↓

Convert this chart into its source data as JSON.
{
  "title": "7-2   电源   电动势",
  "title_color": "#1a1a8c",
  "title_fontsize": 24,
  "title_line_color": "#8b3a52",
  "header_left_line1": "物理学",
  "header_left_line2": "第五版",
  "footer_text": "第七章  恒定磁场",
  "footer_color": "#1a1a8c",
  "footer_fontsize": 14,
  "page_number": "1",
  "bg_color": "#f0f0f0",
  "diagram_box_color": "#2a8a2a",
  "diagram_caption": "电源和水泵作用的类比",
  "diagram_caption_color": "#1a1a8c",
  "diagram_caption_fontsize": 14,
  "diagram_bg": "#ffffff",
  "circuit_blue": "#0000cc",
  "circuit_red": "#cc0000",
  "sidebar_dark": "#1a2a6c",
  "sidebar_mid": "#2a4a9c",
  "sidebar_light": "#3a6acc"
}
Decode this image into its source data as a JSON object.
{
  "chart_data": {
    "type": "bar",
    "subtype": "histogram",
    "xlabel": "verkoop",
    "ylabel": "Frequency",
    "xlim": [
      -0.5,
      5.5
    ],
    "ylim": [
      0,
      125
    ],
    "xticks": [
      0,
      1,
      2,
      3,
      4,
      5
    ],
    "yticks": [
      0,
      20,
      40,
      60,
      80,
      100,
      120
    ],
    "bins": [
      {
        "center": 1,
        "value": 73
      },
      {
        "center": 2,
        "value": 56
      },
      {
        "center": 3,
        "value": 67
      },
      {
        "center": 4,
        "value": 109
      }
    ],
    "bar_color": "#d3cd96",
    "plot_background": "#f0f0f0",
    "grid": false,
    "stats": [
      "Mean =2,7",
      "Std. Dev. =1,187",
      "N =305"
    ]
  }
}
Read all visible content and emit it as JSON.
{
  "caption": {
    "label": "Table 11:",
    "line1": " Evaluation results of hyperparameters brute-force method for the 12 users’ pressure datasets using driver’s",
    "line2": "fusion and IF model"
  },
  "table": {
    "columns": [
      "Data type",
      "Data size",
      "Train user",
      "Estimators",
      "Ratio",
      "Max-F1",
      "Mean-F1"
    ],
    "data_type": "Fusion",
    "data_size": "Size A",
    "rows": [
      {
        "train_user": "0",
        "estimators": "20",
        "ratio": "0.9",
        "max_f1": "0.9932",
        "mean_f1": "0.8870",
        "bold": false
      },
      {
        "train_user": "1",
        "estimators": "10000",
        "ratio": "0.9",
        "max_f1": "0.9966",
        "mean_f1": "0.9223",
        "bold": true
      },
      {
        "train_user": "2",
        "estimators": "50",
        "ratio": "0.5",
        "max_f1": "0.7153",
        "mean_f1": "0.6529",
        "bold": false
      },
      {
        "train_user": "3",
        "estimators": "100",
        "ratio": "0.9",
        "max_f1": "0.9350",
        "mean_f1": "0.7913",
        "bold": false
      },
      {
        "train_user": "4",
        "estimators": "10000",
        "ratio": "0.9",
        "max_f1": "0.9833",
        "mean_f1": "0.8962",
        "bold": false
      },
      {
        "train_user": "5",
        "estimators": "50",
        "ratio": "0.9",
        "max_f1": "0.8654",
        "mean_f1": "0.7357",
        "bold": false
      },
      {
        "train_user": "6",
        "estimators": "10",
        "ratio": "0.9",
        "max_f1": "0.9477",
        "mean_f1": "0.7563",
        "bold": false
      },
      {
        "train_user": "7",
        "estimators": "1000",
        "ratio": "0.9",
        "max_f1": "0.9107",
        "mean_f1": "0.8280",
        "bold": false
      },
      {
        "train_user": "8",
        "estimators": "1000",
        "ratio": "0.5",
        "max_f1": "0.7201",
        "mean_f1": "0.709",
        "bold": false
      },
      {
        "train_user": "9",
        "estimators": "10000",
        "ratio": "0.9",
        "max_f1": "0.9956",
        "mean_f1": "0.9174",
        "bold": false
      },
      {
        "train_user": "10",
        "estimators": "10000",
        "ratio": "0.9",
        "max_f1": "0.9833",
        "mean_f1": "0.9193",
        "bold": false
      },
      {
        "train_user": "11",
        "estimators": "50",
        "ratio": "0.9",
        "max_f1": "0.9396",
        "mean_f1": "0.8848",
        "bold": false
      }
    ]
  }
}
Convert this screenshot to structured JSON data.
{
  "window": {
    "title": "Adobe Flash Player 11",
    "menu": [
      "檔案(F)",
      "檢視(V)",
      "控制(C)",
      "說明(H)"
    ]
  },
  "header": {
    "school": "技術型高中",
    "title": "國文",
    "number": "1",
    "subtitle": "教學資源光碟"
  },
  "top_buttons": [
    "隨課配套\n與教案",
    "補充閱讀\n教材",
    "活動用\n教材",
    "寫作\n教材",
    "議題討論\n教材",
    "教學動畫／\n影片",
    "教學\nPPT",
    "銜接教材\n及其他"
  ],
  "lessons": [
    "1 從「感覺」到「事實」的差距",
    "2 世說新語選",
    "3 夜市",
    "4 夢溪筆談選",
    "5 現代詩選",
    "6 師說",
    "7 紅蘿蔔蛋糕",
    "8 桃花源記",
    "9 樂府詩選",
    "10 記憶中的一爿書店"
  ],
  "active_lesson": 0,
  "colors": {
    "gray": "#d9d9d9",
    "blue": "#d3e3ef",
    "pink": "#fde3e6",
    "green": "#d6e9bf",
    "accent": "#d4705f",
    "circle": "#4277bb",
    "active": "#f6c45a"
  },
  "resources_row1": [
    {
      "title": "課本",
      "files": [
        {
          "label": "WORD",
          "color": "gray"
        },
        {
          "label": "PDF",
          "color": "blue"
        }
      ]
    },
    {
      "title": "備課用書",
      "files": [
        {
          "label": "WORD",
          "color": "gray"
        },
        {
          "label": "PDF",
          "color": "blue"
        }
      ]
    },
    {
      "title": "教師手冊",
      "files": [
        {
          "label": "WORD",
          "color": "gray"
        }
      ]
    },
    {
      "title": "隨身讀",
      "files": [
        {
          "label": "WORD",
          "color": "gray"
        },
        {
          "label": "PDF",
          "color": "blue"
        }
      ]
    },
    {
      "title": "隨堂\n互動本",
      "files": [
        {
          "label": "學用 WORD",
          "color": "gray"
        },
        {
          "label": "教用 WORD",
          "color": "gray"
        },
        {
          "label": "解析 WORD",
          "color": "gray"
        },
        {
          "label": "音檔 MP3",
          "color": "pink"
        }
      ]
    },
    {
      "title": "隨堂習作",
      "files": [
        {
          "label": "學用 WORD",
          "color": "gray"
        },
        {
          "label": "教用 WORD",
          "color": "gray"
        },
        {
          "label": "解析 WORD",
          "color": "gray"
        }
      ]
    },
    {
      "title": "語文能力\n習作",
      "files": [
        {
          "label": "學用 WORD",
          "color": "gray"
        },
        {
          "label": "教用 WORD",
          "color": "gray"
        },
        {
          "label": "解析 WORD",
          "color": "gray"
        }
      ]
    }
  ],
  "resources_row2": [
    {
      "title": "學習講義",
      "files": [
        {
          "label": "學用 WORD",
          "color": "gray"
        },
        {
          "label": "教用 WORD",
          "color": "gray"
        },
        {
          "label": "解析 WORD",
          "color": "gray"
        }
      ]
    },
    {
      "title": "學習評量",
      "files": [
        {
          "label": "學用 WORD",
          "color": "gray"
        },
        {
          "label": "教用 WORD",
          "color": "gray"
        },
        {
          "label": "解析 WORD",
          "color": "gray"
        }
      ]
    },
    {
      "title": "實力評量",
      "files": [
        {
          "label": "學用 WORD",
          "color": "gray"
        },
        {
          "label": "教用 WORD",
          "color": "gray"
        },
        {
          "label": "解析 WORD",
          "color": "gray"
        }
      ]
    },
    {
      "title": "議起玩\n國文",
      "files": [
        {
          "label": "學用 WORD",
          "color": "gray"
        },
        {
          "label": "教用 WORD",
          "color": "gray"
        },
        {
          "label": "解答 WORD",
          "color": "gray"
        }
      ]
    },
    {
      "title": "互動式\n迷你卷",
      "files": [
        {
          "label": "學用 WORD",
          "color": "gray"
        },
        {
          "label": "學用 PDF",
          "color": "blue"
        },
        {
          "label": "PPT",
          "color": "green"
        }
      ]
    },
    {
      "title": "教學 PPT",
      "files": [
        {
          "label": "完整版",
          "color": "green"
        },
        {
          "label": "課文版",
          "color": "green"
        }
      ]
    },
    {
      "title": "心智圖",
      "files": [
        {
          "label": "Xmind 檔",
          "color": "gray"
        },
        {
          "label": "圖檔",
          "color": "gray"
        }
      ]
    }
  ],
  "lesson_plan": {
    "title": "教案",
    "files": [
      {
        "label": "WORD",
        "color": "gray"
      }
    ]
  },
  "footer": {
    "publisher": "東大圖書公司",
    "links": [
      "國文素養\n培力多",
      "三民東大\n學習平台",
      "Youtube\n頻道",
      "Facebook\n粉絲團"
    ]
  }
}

↑

● **WRITTEN INSTRUCTION**
Locate the lines above that hold the word "this". Show every one of them.

● **TASK RESPONSE**
Convert this chart into its source data as JSON.
Decode this image into its source data as a JSON object.
Convert this screenshot to structured JSON data.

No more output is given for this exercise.